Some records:
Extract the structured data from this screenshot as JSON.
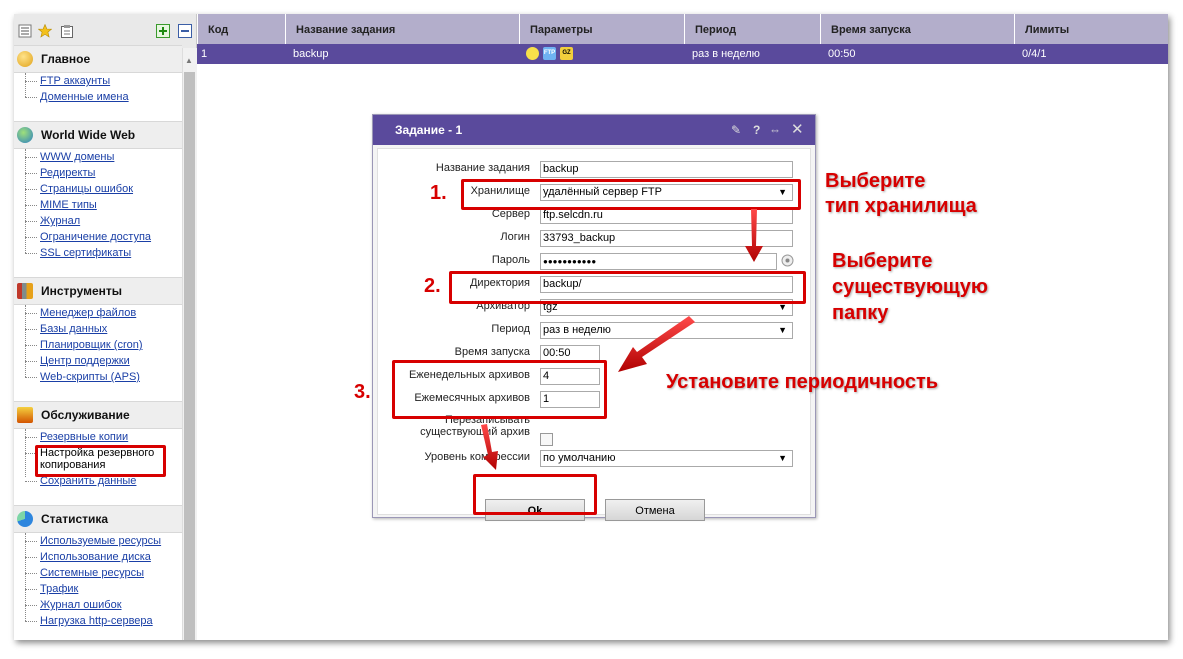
{
  "sidebar": {
    "toolbar_icons": [
      "list-icon",
      "star-icon",
      "clipboard-icon",
      "expand-plus-icon",
      "collapse-minus-icon"
    ],
    "sections": [
      {
        "title": "Главное",
        "icon": "home-icon",
        "links": [
          "FTP аккаунты",
          "Доменные имена"
        ]
      },
      {
        "title": "World Wide Web",
        "icon": "globe-icon",
        "links": [
          "WWW домены",
          "Редиректы",
          "Страницы ошибок",
          "MIME типы",
          "Журнал",
          "Ограничение доступа",
          "SSL сертификаты"
        ]
      },
      {
        "title": "Инструменты",
        "icon": "tools-icon",
        "links": [
          "Менеджер файлов",
          "Базы данных",
          "Планировщик (cron)",
          "Центр поддержки",
          "Web-скрипты (APS)"
        ]
      },
      {
        "title": "Обслуживание",
        "icon": "maintenance-icon",
        "links": [
          "Резервные копии",
          "Настройка резервного копирования",
          "Сохранить данные"
        ]
      },
      {
        "title": "Статистика",
        "icon": "stats-icon",
        "links": [
          "Используемые ресурсы",
          "Использование диска",
          "Системные ресурсы",
          "Трафик",
          "Журнал ошибок",
          "Нагрузка http-сервера"
        ]
      }
    ]
  },
  "table": {
    "columns": [
      "Код",
      "Название задания",
      "Параметры",
      "Период",
      "Время запуска",
      "Лимиты"
    ],
    "rows": [
      {
        "code": "1",
        "name": "backup",
        "params_icons": [
          "lightbulb-icon",
          "ftp-icon",
          "gz-icon"
        ],
        "params_badges": [
          "FTP",
          "GZ"
        ],
        "period": "раз в неделю",
        "time": "00:50",
        "limits": "0/4/1"
      }
    ]
  },
  "dialog": {
    "title": "Задание - 1",
    "controls": [
      "pin-icon",
      "help-icon",
      "resize-icon",
      "close-icon"
    ],
    "fields": {
      "task_name": {
        "label": "Название задания",
        "value": "backup"
      },
      "storage": {
        "label": "Хранилище",
        "value": "удалённый сервер FTP"
      },
      "server": {
        "label": "Сервер",
        "value": "ftp.selcdn.ru"
      },
      "login": {
        "label": "Логин",
        "value": "33793_backup"
      },
      "password": {
        "label": "Пароль",
        "value": "●●●●●●●●●●●"
      },
      "directory": {
        "label": "Директория",
        "value": "backup/"
      },
      "archiver": {
        "label": "Архиватор",
        "value": "tgz"
      },
      "period": {
        "label": "Период",
        "value": "раз в неделю"
      },
      "start_time": {
        "label": "Время запуска",
        "value": "00:50"
      },
      "weekly": {
        "label": "Еженедельных архивов",
        "value": "4"
      },
      "monthly": {
        "label": "Ежемесячных архивов",
        "value": "1"
      },
      "overwrite": {
        "label_line1": "Перезаписывать",
        "label_line2": "существующий архив",
        "checked": false
      },
      "compression": {
        "label": "Уровень компрессии",
        "value": "по умолчанию"
      }
    },
    "buttons": {
      "ok": "Ok",
      "cancel": "Отмена"
    }
  },
  "annotations": {
    "num1": "1.",
    "num2": "2.",
    "num3": "3.",
    "text1_line1": "Выберите",
    "text1_line2": "тип хранилища",
    "text2_line1": "Выберите",
    "text2_line2": "существующую",
    "text2_line3": "папку",
    "text3": "Установите периодичность"
  },
  "colors": {
    "accent_purple": "#5a4a9c",
    "header_lavender": "#b3aecb",
    "annotation_red": "#d70000",
    "link_blue": "#1a3fa6"
  }
}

■ Task brief:
Copy out each line word for word, please, skipping the images.

■ Written solution:
Extract the structured data from this screenshot as JSON.
{
  "sidebar": {
    "toolbar_icons": [
      "list-icon",
      "star-icon",
      "clipboard-icon",
      "expand-plus-icon",
      "collapse-minus-icon"
    ],
    "sections": [
      {
        "title": "Главное",
        "icon": "home-icon",
        "links": [
          "FTP аккаунты",
          "Доменные имена"
        ]
      },
      {
        "title": "World Wide Web",
        "icon": "globe-icon",
        "links": [
          "WWW домены",
          "Редиректы",
          "Страницы ошибок",
          "MIME типы",
          "Журнал",
          "Ограничение доступа",
          "SSL сертификаты"
        ]
      },
      {
        "title": "Инструменты",
        "icon": "tools-icon",
        "links": [
          "Менеджер файлов",
          "Базы данных",
          "Планировщик (cron)",
          "Центр поддержки",
          "Web-скрипты (APS)"
        ]
      },
      {
        "title": "Обслуживание",
        "icon": "maintenance-icon",
        "links": [
          "Резервные копии",
          "Настройка резервного копирования",
          "Сохранить данные"
        ]
      },
      {
        "title": "Статистика",
        "icon": "stats-icon",
        "links": [
          "Используемые ресурсы",
          "Использование диска",
          "Системные ресурсы",
          "Трафик",
          "Журнал ошибок",
          "Нагрузка http-сервера"
        ]
      }
    ]
  },
  "table": {
    "columns": [
      "Код",
      "Название задания",
      "Параметры",
      "Период",
      "Время запуска",
      "Лимиты"
    ],
    "rows": [
      {
        "code": "1",
        "name": "backup",
        "params_icons": [
          "lightbulb-icon",
          "ftp-icon",
          "gz-icon"
        ],
        "params_badges": [
          "FTP",
          "GZ"
        ],
        "period": "раз в неделю",
        "time": "00:50",
        "limits": "0/4/1"
      }
    ]
  },
  "dialog": {
    "title": "Задание - 1",
    "controls": [
      "pin-icon",
      "help-icon",
      "resize-icon",
      "close-icon"
    ],
    "fields": {
      "task_name": {
        "label": "Название задания",
        "value": "backup"
      },
      "storage": {
        "label": "Хранилище",
        "value": "удалённый сервер FTP"
      },
      "server": {
        "label": "Сервер",
        "value": "ftp.selcdn.ru"
      },
      "login": {
        "label": "Логин",
        "value": "33793_backup"
      },
      "password": {
        "label": "Пароль",
        "value": "●●●●●●●●●●●"
      },
      "directory": {
        "label": "Директория",
        "value": "backup/"
      },
      "archiver": {
        "label": "Архиватор",
        "value": "tgz"
      },
      "period": {
        "label": "Период",
        "value": "раз в неделю"
      },
      "start_time": {
        "label": "Время запуска",
        "value": "00:50"
      },
      "weekly": {
        "label": "Еженедельных архивов",
        "value": "4"
      },
      "monthly": {
        "label": "Ежемесячных архивов",
        "value": "1"
      },
      "overwrite": {
        "label_line1": "Перезаписывать",
        "label_line2": "существующий архив",
        "checked": false
      },
      "compression": {
        "label": "Уровень компрессии",
        "value": "по умолчанию"
      }
    },
    "buttons": {
      "ok": "Ok",
      "cancel": "Отмена"
    }
  },
  "annotations": {
    "num1": "1.",
    "num2": "2.",
    "num3": "3.",
    "text1_line1": "Выберите",
    "text1_line2": "тип хранилища",
    "text2_line1": "Выберите",
    "text2_line2": "существующую",
    "text2_line3": "папку",
    "text3": "Установите периодичность"
  },
  "colors": {
    "accent_purple": "#5a4a9c",
    "header_lavender": "#b3aecb",
    "annotation_red": "#d70000",
    "link_blue": "#1a3fa6"
  }
}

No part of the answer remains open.